● Exercise details: Select all lines in the records that include "object".

____ Extracted entries

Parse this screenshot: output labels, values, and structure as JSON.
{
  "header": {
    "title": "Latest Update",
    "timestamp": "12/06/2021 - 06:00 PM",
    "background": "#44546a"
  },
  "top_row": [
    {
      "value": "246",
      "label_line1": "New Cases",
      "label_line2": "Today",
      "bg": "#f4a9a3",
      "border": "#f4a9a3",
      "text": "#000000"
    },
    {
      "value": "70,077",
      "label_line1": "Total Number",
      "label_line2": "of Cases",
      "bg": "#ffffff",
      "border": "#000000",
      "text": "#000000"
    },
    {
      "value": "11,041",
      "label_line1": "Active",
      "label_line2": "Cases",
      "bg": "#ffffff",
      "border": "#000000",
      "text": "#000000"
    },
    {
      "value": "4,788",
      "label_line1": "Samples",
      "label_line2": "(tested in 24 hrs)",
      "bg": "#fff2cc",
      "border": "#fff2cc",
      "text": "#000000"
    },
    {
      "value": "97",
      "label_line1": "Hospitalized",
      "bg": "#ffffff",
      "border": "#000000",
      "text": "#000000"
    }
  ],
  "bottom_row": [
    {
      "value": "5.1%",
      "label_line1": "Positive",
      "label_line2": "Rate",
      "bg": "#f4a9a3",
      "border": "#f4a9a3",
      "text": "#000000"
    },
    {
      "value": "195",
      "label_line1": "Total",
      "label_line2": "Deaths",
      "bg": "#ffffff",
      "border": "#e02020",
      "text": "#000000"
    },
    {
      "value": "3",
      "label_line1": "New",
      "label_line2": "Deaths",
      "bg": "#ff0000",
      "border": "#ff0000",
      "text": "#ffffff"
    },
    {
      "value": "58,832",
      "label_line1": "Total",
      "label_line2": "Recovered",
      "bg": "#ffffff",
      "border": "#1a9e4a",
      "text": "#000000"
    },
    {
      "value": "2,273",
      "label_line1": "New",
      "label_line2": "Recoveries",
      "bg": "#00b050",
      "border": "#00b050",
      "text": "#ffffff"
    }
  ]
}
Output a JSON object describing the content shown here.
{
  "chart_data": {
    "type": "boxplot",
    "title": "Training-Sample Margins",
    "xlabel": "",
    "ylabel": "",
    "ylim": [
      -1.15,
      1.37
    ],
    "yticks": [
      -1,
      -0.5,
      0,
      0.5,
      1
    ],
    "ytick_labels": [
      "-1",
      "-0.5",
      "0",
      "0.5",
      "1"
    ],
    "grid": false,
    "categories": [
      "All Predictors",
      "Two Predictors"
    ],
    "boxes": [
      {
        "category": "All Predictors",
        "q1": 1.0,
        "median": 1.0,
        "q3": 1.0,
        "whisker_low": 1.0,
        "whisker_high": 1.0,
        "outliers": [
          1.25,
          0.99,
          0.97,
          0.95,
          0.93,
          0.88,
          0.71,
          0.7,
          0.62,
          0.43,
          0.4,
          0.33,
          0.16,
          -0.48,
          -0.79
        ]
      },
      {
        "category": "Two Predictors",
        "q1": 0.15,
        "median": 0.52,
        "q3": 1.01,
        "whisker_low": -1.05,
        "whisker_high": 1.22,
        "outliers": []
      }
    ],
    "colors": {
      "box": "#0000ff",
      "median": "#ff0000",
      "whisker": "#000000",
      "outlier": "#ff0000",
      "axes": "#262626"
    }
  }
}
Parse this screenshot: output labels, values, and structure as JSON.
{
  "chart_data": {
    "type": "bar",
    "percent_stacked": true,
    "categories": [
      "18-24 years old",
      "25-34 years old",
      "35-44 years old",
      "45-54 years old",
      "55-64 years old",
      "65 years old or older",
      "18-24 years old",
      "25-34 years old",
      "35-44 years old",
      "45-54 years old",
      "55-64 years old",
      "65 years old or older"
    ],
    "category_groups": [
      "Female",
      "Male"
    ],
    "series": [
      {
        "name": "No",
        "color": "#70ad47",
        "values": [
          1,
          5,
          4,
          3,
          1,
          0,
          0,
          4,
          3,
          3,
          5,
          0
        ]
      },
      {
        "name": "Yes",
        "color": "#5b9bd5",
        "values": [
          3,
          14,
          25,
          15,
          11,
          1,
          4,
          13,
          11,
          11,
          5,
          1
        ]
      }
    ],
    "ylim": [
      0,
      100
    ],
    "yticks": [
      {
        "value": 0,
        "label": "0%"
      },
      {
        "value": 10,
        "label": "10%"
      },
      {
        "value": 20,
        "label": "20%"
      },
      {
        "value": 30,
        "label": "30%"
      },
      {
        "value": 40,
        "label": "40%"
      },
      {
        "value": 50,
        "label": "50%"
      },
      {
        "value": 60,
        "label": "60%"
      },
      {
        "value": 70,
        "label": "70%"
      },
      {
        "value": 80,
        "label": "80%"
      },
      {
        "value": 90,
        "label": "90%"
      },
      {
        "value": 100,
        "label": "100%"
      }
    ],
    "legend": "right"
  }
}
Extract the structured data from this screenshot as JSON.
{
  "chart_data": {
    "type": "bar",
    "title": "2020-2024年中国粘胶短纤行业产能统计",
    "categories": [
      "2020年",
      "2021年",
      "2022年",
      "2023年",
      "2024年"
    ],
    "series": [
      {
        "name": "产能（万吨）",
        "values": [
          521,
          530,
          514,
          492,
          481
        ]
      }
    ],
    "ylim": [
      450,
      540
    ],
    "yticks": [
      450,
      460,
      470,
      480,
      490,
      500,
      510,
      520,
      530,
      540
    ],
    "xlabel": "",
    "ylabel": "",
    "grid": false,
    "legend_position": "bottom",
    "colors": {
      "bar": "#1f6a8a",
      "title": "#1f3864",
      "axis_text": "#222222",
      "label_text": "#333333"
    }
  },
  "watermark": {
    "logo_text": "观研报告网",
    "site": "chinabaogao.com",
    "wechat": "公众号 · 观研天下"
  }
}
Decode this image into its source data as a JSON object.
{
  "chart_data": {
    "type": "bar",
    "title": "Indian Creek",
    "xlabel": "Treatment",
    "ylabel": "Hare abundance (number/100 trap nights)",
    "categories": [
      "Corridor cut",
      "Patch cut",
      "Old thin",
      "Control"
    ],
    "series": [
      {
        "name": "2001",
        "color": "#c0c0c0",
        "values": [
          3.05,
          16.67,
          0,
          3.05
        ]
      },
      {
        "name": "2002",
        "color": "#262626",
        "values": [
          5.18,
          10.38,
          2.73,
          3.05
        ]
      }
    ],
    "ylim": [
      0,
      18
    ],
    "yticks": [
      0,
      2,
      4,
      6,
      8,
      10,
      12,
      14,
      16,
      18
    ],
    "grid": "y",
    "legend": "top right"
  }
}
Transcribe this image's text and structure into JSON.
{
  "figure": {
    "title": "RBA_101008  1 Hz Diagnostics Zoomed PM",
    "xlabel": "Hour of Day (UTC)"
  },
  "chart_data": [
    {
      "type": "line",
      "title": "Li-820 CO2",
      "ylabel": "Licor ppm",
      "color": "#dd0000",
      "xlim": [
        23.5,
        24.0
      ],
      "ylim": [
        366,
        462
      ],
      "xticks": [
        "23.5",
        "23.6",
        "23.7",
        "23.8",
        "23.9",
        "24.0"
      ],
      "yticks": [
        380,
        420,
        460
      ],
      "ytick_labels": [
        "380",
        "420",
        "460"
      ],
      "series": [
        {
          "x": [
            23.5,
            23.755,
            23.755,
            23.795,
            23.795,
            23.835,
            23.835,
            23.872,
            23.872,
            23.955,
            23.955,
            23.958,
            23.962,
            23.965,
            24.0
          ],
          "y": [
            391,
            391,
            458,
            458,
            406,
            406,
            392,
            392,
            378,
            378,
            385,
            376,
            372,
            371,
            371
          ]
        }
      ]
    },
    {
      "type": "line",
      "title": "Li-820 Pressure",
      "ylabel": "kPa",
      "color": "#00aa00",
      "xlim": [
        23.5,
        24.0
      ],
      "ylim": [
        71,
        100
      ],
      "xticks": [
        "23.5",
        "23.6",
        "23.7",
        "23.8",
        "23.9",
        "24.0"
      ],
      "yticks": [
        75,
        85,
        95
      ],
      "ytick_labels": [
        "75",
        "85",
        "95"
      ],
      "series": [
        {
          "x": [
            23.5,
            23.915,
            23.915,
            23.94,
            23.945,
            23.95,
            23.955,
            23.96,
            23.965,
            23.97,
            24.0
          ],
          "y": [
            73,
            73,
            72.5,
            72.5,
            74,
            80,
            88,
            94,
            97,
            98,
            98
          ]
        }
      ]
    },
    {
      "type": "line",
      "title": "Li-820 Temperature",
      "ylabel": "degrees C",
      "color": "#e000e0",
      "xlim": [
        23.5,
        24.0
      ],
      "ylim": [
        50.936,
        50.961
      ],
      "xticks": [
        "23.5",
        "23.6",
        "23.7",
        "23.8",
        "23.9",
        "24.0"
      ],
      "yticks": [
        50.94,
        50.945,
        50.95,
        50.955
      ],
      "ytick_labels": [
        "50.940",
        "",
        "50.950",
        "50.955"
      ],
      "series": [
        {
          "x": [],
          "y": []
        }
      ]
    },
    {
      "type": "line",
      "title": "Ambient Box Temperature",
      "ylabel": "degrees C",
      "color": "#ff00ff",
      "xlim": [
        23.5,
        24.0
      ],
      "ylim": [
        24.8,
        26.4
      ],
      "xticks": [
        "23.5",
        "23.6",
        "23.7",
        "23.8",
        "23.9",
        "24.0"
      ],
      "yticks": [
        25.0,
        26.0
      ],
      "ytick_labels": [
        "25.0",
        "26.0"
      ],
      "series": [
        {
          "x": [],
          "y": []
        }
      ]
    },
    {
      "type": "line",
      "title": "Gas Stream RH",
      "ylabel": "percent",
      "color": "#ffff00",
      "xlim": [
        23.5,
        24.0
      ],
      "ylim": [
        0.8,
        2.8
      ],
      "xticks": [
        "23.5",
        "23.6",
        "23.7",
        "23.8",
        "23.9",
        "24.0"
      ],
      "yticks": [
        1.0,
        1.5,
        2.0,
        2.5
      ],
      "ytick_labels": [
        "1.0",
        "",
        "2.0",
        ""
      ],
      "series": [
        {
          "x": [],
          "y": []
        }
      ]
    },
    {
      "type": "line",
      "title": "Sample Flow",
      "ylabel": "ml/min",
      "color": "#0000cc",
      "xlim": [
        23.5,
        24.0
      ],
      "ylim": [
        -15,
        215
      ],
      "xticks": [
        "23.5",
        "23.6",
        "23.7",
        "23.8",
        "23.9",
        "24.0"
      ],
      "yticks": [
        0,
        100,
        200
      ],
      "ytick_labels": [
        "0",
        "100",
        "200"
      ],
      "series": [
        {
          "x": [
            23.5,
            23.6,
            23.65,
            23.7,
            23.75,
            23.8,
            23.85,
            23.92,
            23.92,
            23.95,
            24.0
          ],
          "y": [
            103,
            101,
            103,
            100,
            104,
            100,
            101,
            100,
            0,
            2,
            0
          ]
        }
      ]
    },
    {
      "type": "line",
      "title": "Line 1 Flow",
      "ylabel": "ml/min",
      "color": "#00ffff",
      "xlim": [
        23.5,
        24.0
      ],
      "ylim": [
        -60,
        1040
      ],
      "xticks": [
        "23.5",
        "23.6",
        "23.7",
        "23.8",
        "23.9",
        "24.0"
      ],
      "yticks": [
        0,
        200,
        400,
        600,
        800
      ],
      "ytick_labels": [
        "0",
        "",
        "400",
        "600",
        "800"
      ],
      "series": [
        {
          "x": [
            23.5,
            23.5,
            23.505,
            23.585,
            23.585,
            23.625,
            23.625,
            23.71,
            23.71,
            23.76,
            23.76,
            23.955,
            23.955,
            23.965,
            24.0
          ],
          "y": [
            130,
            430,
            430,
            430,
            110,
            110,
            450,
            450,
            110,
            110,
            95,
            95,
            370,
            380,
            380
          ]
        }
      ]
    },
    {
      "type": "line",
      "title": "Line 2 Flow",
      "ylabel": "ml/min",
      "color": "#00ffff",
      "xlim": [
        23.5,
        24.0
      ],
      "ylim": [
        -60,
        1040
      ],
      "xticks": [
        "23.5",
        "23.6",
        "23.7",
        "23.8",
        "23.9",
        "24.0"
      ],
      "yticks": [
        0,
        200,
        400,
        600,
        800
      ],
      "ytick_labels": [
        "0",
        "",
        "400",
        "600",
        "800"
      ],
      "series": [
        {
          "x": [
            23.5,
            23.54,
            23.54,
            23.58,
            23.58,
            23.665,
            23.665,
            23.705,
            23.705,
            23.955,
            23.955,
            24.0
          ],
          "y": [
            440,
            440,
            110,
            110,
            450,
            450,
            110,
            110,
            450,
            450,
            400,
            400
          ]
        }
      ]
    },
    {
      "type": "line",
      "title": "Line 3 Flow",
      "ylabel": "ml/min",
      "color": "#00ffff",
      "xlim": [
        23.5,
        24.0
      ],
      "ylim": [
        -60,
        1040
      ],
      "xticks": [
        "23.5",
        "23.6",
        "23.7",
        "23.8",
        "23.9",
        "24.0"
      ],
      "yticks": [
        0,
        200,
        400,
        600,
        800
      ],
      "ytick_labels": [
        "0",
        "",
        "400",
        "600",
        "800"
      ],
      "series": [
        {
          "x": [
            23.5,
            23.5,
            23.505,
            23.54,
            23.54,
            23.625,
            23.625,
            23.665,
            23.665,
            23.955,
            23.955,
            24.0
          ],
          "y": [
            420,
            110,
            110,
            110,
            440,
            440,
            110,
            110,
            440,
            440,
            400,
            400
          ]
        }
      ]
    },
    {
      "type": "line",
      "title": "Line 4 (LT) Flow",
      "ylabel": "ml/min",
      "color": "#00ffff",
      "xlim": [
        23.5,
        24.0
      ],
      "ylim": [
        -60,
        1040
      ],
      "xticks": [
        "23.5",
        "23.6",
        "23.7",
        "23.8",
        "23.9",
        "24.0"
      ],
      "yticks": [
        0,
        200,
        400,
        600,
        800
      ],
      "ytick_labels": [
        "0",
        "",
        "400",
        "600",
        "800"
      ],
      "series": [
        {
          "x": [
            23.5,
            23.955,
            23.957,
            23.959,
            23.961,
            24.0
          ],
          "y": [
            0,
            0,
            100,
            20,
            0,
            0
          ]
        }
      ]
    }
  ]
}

________

● Output for this exercise:
Output a JSON object describing the content shown here.
Decode this image into its source data as a JSON object.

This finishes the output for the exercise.